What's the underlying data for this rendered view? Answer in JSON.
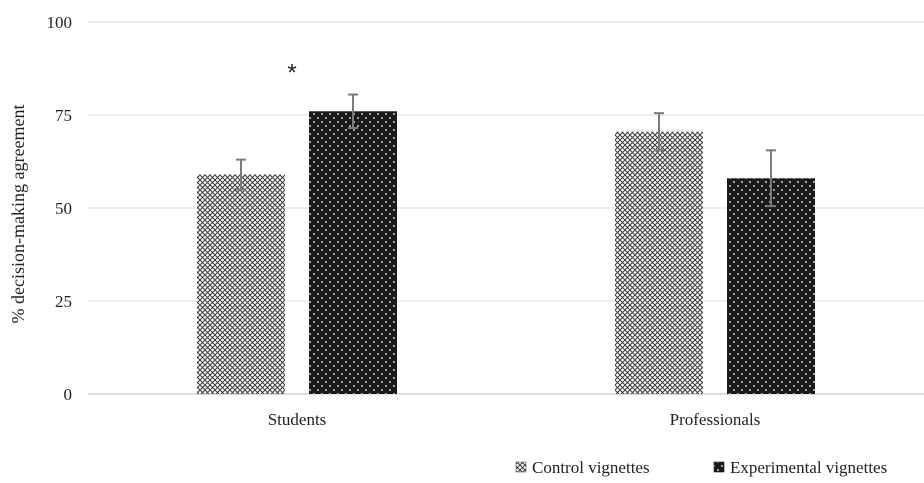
{
  "chart_data": {
    "type": "bar",
    "ylabel": "% decision-making agreement",
    "xlabel": "",
    "ylim": [
      0,
      100
    ],
    "yticks": [
      0,
      25,
      50,
      75,
      100
    ],
    "grid": true,
    "legend_position": "bottom-right",
    "categories": [
      "Students",
      "Professionals"
    ],
    "series": [
      {
        "name": "Control vignettes",
        "values": [
          59,
          70.5
        ],
        "error": [
          4,
          5
        ],
        "pattern": "crosshatch",
        "color": "#ffffff"
      },
      {
        "name": "Experimental vignettes",
        "values": [
          76,
          58
        ],
        "error": [
          4.5,
          7.5
        ],
        "pattern": "dotted-dark",
        "color": "#1a1a1a"
      }
    ],
    "annotations": [
      {
        "text": "*",
        "category": "Students",
        "series": "Experimental vignettes"
      }
    ]
  }
}
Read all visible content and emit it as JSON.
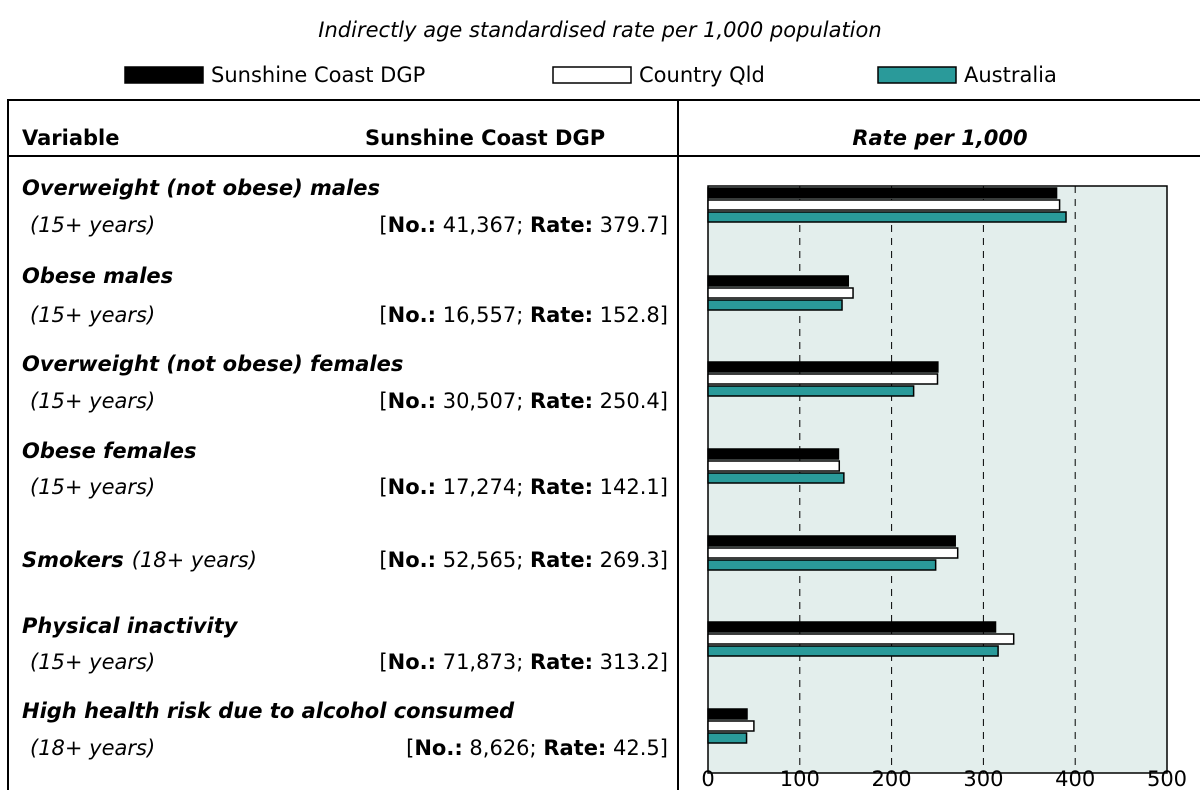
{
  "chart_data": {
    "type": "bar",
    "orientation": "horizontal",
    "subtitle": "Indirectly age standardised rate per 1,000 population",
    "table_header": {
      "variable": "Variable",
      "area": "Sunshine Coast DGP",
      "chart": "Rate per 1,000"
    },
    "no_label": "No.:",
    "rate_label": "Rate:",
    "rows": [
      {
        "name": "Overweight (not obese) males",
        "age": "(15+ years)",
        "count": "41,367"
      },
      {
        "name": "Obese males",
        "age": "(15+ years)",
        "count": "16,557"
      },
      {
        "name": "Overweight (not obese) females",
        "age": "(15+ years)",
        "count": "30,507"
      },
      {
        "name": "Obese females",
        "age": "(15+ years)",
        "count": "17,274"
      },
      {
        "name": "Smokers",
        "age": "(18+ years)",
        "count": "52,565"
      },
      {
        "name": "Physical inactivity",
        "age": "(15+ years)",
        "count": "71,873"
      },
      {
        "name": "High health risk due to alcohol consumed",
        "age": "(18+ years)",
        "count": "8,626"
      }
    ],
    "series": [
      {
        "name": "Sunshine Coast DGP",
        "color": "#000000",
        "values": [
          379.7,
          152.8,
          250.4,
          142.1,
          269.3,
          313.2,
          42.5
        ]
      },
      {
        "name": "Country Qld",
        "color": "#ffffff",
        "values": [
          383,
          158,
          250,
          143,
          272,
          333,
          50
        ]
      },
      {
        "name": "Australia",
        "color": "#2a9a9a",
        "values": [
          390,
          146,
          224,
          148,
          248,
          316,
          42
        ]
      }
    ],
    "xlim": [
      0,
      500
    ],
    "xticks": [
      0,
      100,
      200,
      300,
      400,
      500
    ],
    "grid": true,
    "plot_background": "#e3eeec"
  }
}
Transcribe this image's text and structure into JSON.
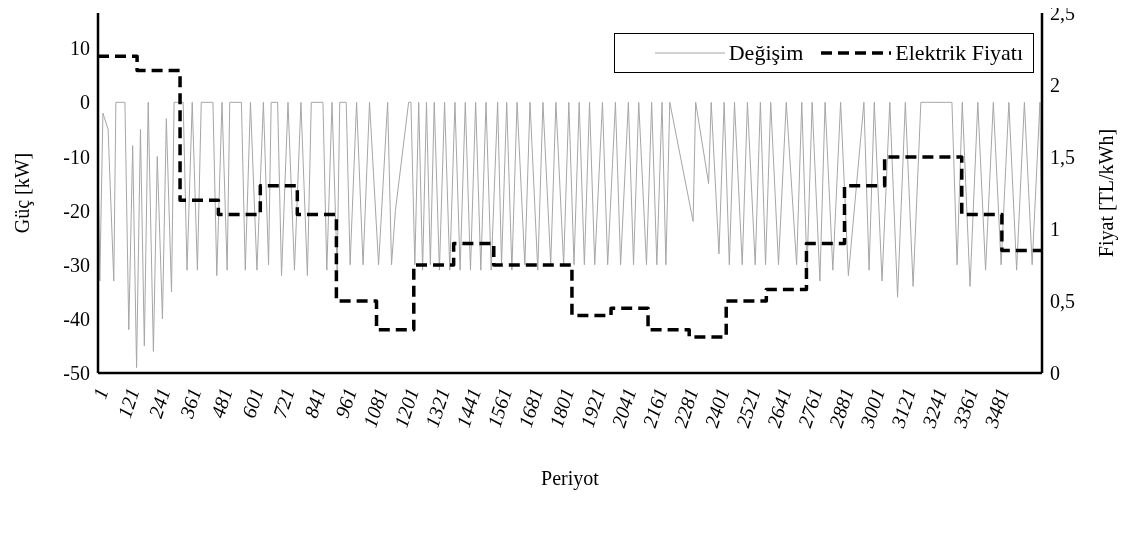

(Requirement)
Copy each line above that contains the word "vignettes".

(Result of the task)
        "name": "Control vignettes",
        "name": "Experimental vignettes",
        "series": "Experimental vignettes"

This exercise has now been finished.